▶ [Written task]: Can the data below be set down again exactly, line for line?

## BEGIN Provided entries

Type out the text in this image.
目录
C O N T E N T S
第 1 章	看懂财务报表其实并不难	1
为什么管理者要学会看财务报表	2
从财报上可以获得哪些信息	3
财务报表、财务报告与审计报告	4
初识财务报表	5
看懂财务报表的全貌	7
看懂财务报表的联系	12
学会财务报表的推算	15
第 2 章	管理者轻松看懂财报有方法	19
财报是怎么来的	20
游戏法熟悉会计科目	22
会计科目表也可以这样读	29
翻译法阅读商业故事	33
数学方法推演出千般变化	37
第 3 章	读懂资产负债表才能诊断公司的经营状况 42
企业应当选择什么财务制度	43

## END Provided entries

▶ [Task output]:
Type out the text in this image.
目录
C O N T E N T S
第 1 章	看懂财务报表其实并不难	1
为什么管理者要学会看财务报表	2
从财报上可以获得哪些信息	3
财务报表、财务报告与审计报告	4
初识财务报表	5
看懂财务报表的全貌	7
看懂财务报表的联系	12
学会财务报表的推算	15
第 2 章	管理者轻松看懂财报有方法	19
财报是怎么来的	20
游戏法熟悉会计科目	22
会计科目表也可以这样读	29
翻译法阅读商业故事	33
数学方法推演出千般变化	37
第 3 章	读懂资产负债表才能诊断公司的经营状况 42
企业应当选择什么财务制度	43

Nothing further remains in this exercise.